> _GIVEN EXERCISE_
Everything in the listing should be restated word for word.

## start INPUT FOR THIS TASK

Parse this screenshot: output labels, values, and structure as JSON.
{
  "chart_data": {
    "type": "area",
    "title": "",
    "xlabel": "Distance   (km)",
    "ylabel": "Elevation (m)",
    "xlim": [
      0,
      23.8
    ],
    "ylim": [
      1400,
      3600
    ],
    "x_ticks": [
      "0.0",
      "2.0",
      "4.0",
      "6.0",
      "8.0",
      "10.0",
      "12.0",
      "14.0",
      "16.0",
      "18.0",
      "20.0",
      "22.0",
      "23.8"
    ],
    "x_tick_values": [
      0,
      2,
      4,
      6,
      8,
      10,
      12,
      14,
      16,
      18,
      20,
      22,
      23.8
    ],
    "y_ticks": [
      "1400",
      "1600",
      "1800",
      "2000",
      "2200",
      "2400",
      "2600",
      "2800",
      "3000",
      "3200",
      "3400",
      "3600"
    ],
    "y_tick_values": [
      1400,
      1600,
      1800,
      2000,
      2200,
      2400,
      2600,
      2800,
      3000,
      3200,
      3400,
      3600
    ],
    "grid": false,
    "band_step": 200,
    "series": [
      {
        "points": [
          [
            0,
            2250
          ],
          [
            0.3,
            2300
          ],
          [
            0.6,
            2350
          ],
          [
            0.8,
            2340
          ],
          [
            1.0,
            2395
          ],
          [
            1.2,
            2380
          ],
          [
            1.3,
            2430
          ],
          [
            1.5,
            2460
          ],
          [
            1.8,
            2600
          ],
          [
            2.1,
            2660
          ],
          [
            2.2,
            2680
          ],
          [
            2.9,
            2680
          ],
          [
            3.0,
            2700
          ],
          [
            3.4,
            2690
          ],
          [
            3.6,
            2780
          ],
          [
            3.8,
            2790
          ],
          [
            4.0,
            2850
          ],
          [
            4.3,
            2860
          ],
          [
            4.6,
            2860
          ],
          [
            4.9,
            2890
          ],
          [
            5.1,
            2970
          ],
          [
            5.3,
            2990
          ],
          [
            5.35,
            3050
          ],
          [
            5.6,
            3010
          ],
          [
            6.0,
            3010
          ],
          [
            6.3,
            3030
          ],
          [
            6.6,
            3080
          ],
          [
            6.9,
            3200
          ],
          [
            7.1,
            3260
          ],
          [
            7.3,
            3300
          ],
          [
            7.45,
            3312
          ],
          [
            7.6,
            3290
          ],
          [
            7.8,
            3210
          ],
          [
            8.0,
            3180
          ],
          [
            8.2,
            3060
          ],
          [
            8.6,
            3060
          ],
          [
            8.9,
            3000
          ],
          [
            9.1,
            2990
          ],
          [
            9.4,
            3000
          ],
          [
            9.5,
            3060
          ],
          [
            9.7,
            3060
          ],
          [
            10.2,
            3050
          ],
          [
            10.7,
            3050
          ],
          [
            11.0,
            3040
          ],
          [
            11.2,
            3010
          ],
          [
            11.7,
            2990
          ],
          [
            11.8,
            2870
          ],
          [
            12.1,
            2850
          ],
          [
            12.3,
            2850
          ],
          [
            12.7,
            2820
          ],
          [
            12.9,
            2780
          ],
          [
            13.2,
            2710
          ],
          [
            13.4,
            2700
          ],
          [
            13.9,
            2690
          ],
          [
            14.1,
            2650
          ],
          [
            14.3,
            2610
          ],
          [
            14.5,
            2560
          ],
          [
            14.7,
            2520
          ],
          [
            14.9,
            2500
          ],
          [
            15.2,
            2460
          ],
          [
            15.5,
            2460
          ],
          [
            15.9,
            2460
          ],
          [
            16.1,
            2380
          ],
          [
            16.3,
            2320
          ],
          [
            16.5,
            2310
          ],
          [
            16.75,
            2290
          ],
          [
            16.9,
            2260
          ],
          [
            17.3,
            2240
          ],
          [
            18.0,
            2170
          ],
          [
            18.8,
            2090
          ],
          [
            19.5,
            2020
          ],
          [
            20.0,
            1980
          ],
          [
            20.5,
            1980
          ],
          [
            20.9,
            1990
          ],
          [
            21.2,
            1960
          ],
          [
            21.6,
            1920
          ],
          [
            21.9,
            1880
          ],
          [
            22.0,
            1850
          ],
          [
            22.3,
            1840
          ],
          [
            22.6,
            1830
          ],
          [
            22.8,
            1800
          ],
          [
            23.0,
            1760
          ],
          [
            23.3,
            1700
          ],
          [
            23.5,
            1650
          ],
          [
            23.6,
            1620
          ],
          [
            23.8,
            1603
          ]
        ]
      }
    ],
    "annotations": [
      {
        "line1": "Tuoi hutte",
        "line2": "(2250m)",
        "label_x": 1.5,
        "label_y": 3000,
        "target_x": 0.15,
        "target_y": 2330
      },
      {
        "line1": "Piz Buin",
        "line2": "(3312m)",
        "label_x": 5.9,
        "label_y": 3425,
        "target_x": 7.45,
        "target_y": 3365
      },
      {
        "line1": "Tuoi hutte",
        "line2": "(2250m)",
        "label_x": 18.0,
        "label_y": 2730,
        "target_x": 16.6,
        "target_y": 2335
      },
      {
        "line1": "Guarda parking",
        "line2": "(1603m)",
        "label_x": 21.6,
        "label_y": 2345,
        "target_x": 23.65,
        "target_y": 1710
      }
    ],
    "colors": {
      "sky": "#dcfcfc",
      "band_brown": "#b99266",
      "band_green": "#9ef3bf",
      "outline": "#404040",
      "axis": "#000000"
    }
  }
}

## end INPUT FOR THIS TASK

> _ANSWER TO THE TASK_
Parse this screenshot: output labels, values, and structure as JSON.
{
  "chart_data": {
    "type": "area",
    "title": "",
    "xlabel": "Distance   (km)",
    "ylabel": "Elevation (m)",
    "xlim": [
      0,
      23.8
    ],
    "ylim": [
      1400,
      3600
    ],
    "x_ticks": [
      "0.0",
      "2.0",
      "4.0",
      "6.0",
      "8.0",
      "10.0",
      "12.0",
      "14.0",
      "16.0",
      "18.0",
      "20.0",
      "22.0",
      "23.8"
    ],
    "x_tick_values": [
      0,
      2,
      4,
      6,
      8,
      10,
      12,
      14,
      16,
      18,
      20,
      22,
      23.8
    ],
    "y_ticks": [
      "1400",
      "1600",
      "1800",
      "2000",
      "2200",
      "2400",
      "2600",
      "2800",
      "3000",
      "3200",
      "3400",
      "3600"
    ],
    "y_tick_values": [
      1400,
      1600,
      1800,
      2000,
      2200,
      2400,
      2600,
      2800,
      3000,
      3200,
      3400,
      3600
    ],
    "grid": false,
    "band_step": 200,
    "series": [
      {
        "points": [
          [
            0,
            2250
          ],
          [
            0.3,
            2300
          ],
          [
            0.6,
            2350
          ],
          [
            0.8,
            2340
          ],
          [
            1.0,
            2395
          ],
          [
            1.2,
            2380
          ],
          [
            1.3,
            2430
          ],
          [
            1.5,
            2460
          ],
          [
            1.8,
            2600
          ],
          [
            2.1,
            2660
          ],
          [
            2.2,
            2680
          ],
          [
            2.9,
            2680
          ],
          [
            3.0,
            2700
          ],
          [
            3.4,
            2690
          ],
          [
            3.6,
            2780
          ],
          [
            3.8,
            2790
          ],
          [
            4.0,
            2850
          ],
          [
            4.3,
            2860
          ],
          [
            4.6,
            2860
          ],
          [
            4.9,
            2890
          ],
          [
            5.1,
            2970
          ],
          [
            5.3,
            2990
          ],
          [
            5.35,
            3050
          ],
          [
            5.6,
            3010
          ],
          [
            6.0,
            3010
          ],
          [
            6.3,
            3030
          ],
          [
            6.6,
            3080
          ],
          [
            6.9,
            3200
          ],
          [
            7.1,
            3260
          ],
          [
            7.3,
            3300
          ],
          [
            7.45,
            3312
          ],
          [
            7.6,
            3290
          ],
          [
            7.8,
            3210
          ],
          [
            8.0,
            3180
          ],
          [
            8.2,
            3060
          ],
          [
            8.6,
            3060
          ],
          [
            8.9,
            3000
          ],
          [
            9.1,
            2990
          ],
          [
            9.4,
            3000
          ],
          [
            9.5,
            3060
          ],
          [
            9.7,
            3060
          ],
          [
            10.2,
            3050
          ],
          [
            10.7,
            3050
          ],
          [
            11.0,
            3040
          ],
          [
            11.2,
            3010
          ],
          [
            11.7,
            2990
          ],
          [
            11.8,
            2870
          ],
          [
            12.1,
            2850
          ],
          [
            12.3,
            2850
          ],
          [
            12.7,
            2820
          ],
          [
            12.9,
            2780
          ],
          [
            13.2,
            2710
          ],
          [
            13.4,
            2700
          ],
          [
            13.9,
            2690
          ],
          [
            14.1,
            2650
          ],
          [
            14.3,
            2610
          ],
          [
            14.5,
            2560
          ],
          [
            14.7,
            2520
          ],
          [
            14.9,
            2500
          ],
          [
            15.2,
            2460
          ],
          [
            15.5,
            2460
          ],
          [
            15.9,
            2460
          ],
          [
            16.1,
            2380
          ],
          [
            16.3,
            2320
          ],
          [
            16.5,
            2310
          ],
          [
            16.75,
            2290
          ],
          [
            16.9,
            2260
          ],
          [
            17.3,
            2240
          ],
          [
            18.0,
            2170
          ],
          [
            18.8,
            2090
          ],
          [
            19.5,
            2020
          ],
          [
            20.0,
            1980
          ],
          [
            20.5,
            1980
          ],
          [
            20.9,
            1990
          ],
          [
            21.2,
            1960
          ],
          [
            21.6,
            1920
          ],
          [
            21.9,
            1880
          ],
          [
            22.0,
            1850
          ],
          [
            22.3,
            1840
          ],
          [
            22.6,
            1830
          ],
          [
            22.8,
            1800
          ],
          [
            23.0,
            1760
          ],
          [
            23.3,
            1700
          ],
          [
            23.5,
            1650
          ],
          [
            23.6,
            1620
          ],
          [
            23.8,
            1603
          ]
        ]
      }
    ],
    "annotations": [
      {
        "line1": "Tuoi hutte",
        "line2": "(2250m)",
        "label_x": 1.5,
        "label_y": 3000,
        "target_x": 0.15,
        "target_y": 2330
      },
      {
        "line1": "Piz Buin",
        "line2": "(3312m)",
        "label_x": 5.9,
        "label_y": 3425,
        "target_x": 7.45,
        "target_y": 3365
      },
      {
        "line1": "Tuoi hutte",
        "line2": "(2250m)",
        "label_x": 18.0,
        "label_y": 2730,
        "target_x": 16.6,
        "target_y": 2335
      },
      {
        "line1": "Guarda parking",
        "line2": "(1603m)",
        "label_x": 21.6,
        "label_y": 2345,
        "target_x": 23.65,
        "target_y": 1710
      }
    ],
    "colors": {
      "sky": "#dcfcfc",
      "band_brown": "#b99266",
      "band_green": "#9ef3bf",
      "outline": "#404040",
      "axis": "#000000"
    }
  }
}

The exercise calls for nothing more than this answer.